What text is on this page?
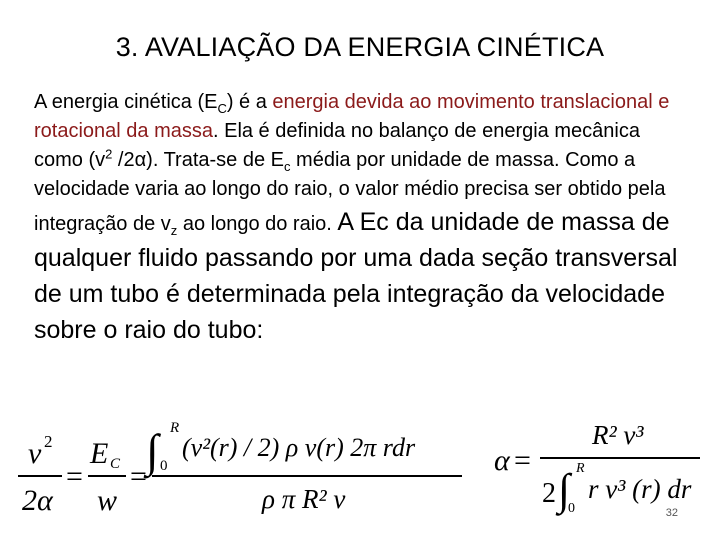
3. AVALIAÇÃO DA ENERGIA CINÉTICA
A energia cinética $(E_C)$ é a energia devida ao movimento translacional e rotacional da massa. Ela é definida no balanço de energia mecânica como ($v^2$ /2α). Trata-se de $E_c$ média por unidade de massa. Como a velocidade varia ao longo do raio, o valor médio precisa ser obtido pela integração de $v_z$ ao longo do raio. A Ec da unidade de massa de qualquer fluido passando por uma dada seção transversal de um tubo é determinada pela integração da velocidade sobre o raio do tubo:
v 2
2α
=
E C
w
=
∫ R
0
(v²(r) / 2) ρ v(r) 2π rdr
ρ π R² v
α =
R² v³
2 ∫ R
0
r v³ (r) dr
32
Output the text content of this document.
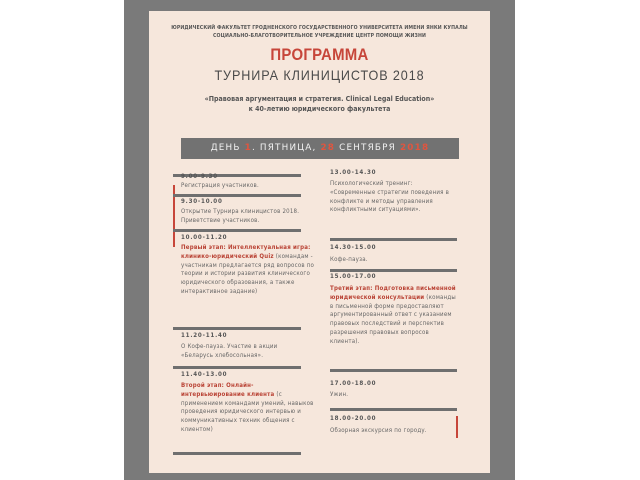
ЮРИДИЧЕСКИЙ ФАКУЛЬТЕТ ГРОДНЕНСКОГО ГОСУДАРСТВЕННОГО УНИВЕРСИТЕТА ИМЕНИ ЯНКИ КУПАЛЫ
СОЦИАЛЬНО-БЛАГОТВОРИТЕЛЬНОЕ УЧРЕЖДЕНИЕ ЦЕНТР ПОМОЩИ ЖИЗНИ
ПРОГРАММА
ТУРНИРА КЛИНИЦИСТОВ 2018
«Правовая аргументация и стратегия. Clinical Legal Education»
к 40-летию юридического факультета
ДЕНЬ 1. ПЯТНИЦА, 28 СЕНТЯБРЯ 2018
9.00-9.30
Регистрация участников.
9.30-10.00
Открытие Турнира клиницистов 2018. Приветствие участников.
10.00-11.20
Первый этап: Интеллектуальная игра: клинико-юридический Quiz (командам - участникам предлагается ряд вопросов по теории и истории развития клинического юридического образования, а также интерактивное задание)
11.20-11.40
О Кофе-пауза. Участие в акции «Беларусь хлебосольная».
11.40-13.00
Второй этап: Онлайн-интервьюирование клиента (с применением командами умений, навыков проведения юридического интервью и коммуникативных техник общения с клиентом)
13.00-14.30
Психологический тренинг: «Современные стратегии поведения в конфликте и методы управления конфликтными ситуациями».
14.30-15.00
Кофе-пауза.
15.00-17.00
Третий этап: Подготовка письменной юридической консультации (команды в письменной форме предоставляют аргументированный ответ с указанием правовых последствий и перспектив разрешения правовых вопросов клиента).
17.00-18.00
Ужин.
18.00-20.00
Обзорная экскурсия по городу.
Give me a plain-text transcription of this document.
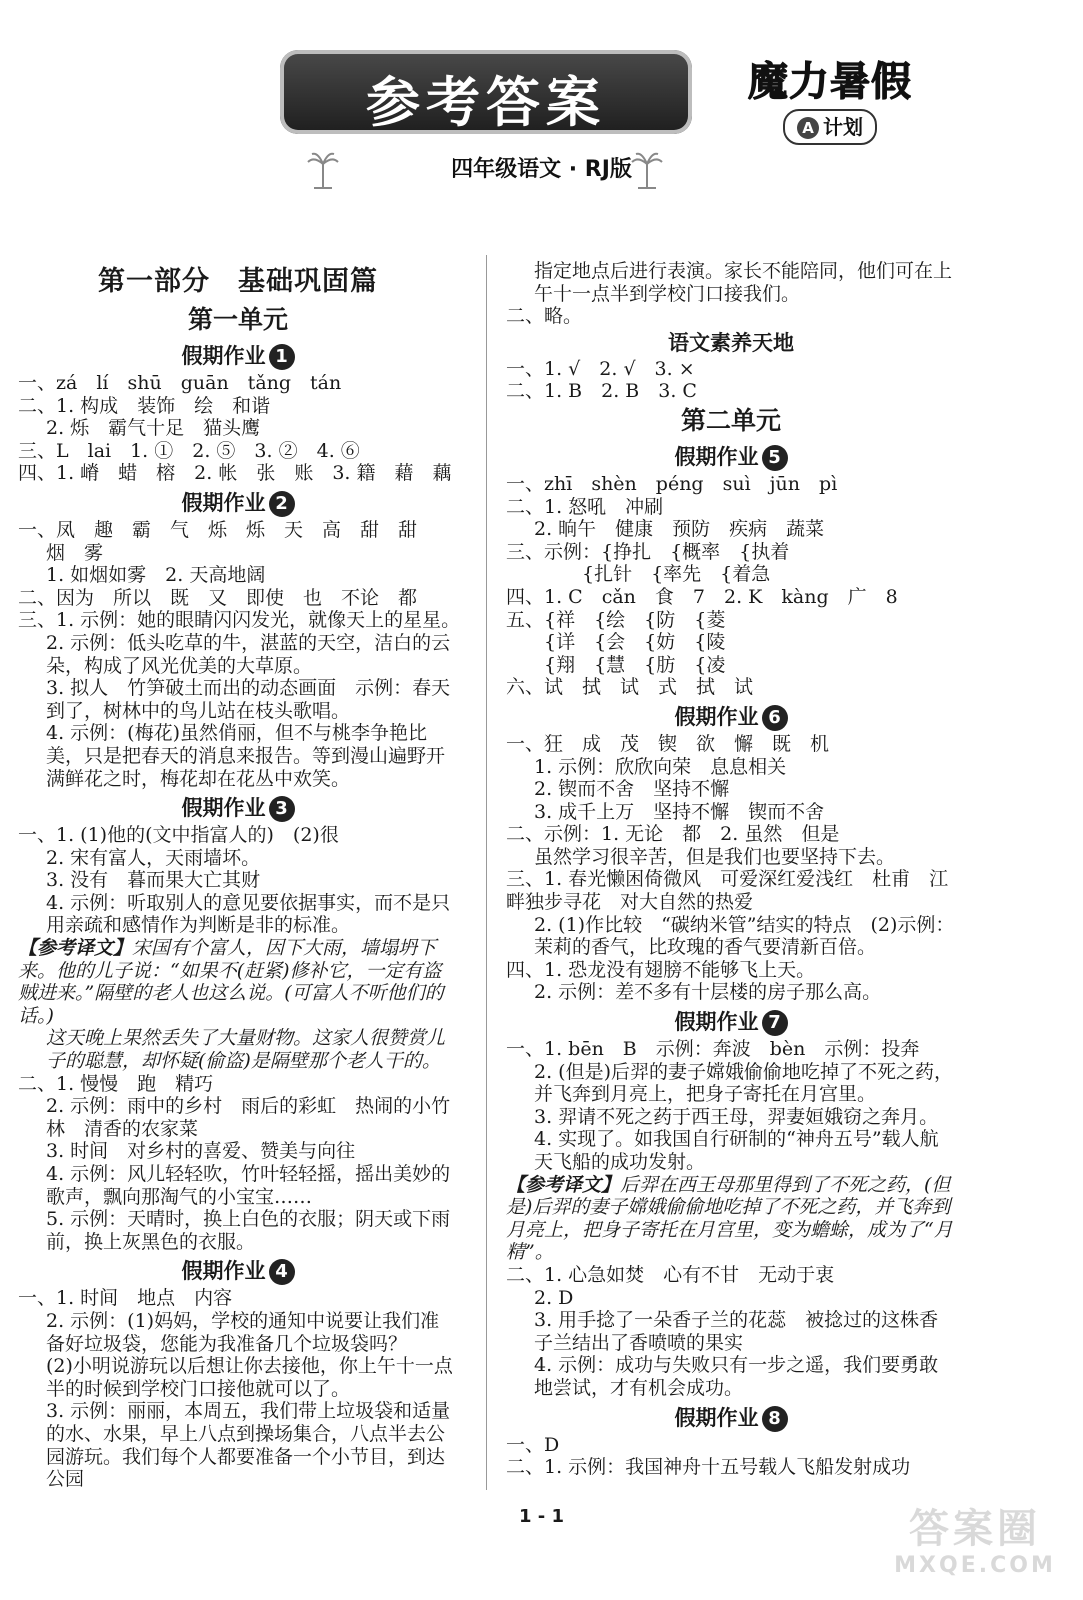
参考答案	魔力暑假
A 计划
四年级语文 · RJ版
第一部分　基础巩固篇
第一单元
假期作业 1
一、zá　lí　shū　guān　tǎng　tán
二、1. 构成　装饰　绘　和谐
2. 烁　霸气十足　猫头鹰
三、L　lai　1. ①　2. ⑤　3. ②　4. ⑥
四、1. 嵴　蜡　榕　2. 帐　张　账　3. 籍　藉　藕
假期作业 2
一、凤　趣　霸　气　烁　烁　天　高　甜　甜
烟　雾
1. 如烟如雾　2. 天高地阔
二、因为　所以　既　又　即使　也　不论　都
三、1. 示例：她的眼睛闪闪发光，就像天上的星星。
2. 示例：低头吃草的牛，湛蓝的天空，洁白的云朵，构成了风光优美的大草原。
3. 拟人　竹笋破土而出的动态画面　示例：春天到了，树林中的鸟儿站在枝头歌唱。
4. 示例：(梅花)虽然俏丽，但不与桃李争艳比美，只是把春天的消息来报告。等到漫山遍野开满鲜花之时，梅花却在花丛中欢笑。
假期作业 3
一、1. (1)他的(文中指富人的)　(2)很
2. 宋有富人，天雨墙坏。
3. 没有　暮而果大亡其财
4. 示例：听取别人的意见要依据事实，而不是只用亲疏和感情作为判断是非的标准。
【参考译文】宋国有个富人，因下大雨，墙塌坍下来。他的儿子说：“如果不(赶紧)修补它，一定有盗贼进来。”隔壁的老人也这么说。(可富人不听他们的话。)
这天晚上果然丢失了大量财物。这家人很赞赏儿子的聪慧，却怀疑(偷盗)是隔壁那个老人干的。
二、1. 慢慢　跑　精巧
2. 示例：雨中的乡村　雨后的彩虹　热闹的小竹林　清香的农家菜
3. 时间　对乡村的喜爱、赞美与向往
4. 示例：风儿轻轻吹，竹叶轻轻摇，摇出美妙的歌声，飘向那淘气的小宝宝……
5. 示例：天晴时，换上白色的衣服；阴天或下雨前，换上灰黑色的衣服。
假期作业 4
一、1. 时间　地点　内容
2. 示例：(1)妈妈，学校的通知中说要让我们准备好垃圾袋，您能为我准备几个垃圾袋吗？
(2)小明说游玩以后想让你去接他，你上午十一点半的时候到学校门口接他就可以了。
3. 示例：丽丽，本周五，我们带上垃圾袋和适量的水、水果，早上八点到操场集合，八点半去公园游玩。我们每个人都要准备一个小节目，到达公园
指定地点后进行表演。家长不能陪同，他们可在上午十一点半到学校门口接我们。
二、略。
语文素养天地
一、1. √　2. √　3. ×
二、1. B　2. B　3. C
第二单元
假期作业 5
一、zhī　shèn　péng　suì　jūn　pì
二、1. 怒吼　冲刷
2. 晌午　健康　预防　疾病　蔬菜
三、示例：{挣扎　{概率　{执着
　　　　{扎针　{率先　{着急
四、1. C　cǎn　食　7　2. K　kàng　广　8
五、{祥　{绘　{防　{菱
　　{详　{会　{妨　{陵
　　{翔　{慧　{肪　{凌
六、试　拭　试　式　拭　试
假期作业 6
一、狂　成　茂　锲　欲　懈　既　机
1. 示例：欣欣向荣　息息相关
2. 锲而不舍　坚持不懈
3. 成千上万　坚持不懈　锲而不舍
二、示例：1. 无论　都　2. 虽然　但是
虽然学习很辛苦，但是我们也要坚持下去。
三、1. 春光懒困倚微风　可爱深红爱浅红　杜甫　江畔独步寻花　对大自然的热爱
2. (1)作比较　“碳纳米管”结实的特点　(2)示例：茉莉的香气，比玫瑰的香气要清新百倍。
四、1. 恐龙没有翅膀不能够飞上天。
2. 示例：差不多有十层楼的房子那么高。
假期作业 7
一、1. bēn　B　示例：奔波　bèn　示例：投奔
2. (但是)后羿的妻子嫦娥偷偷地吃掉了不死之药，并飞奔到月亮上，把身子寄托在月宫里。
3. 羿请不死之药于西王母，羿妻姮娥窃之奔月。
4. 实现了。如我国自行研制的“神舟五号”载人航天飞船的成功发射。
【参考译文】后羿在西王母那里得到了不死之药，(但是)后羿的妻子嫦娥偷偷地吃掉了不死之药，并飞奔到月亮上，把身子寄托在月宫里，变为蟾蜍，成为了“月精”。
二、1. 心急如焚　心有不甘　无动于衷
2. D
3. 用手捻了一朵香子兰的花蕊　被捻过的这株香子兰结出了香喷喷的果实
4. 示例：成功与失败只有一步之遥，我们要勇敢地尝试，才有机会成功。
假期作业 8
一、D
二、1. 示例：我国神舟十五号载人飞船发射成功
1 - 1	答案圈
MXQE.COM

════════════════════

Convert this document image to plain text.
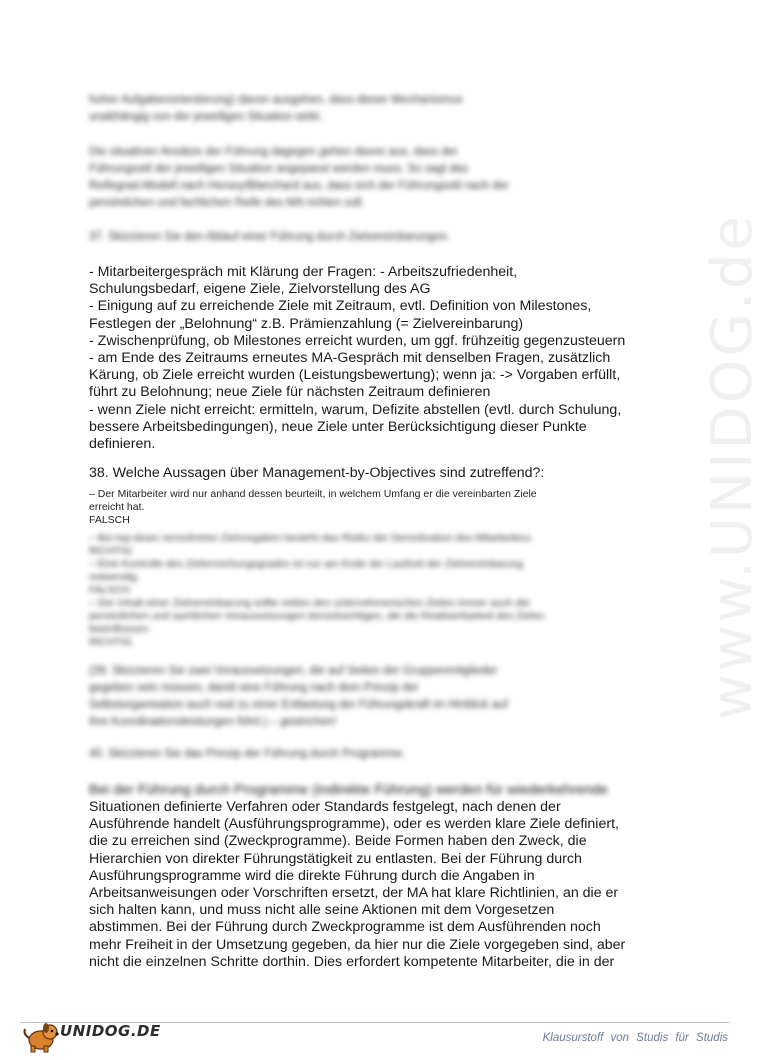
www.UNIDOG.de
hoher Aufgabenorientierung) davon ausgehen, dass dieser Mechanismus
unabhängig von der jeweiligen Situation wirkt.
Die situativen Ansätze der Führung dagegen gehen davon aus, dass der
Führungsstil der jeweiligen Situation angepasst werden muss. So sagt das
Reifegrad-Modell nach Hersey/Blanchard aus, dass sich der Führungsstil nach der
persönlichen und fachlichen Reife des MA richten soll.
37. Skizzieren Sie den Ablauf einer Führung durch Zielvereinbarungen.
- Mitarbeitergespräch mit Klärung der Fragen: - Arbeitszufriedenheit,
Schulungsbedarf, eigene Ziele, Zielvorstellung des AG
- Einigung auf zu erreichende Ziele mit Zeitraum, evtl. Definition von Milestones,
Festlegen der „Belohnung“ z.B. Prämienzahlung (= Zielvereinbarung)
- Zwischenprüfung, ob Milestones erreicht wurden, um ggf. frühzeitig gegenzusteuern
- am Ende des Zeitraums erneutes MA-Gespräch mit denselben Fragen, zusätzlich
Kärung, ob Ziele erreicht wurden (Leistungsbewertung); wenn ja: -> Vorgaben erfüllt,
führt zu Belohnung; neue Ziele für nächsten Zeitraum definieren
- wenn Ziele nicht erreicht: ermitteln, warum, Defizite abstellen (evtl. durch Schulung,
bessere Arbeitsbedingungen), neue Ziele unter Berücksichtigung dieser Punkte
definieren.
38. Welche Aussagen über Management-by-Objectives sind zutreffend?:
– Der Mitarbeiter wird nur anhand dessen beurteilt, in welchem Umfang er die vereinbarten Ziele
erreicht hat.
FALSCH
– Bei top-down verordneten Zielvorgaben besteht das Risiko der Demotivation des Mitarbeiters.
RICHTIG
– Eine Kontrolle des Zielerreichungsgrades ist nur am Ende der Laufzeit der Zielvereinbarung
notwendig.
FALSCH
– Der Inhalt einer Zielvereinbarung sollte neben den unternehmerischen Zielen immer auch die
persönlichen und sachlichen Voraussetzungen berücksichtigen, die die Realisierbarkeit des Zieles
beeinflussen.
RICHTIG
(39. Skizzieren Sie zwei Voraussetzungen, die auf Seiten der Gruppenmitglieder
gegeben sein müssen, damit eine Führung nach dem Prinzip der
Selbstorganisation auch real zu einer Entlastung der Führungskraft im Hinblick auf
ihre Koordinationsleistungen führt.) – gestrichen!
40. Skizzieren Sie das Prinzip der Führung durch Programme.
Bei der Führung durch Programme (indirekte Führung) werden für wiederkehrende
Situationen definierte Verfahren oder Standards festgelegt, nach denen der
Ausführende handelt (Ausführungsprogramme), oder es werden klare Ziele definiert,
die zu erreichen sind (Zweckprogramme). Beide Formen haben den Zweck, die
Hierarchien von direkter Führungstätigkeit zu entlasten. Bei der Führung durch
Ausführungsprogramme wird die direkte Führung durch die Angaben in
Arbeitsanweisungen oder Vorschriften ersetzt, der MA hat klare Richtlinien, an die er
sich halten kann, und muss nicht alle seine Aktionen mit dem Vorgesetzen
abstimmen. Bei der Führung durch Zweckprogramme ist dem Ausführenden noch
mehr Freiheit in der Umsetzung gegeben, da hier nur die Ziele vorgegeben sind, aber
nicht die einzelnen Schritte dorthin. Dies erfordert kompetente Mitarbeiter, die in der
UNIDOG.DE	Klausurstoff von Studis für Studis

════════════════════

Stated goal — Identify each line containing the string "dieser" and copy it out.

In response —
hoher Aufgabenorientierung) davon ausgehen, dass dieser Mechanismus
bessere Arbeitsbedingungen), neue Ziele unter Berücksichtigung dieser Punkte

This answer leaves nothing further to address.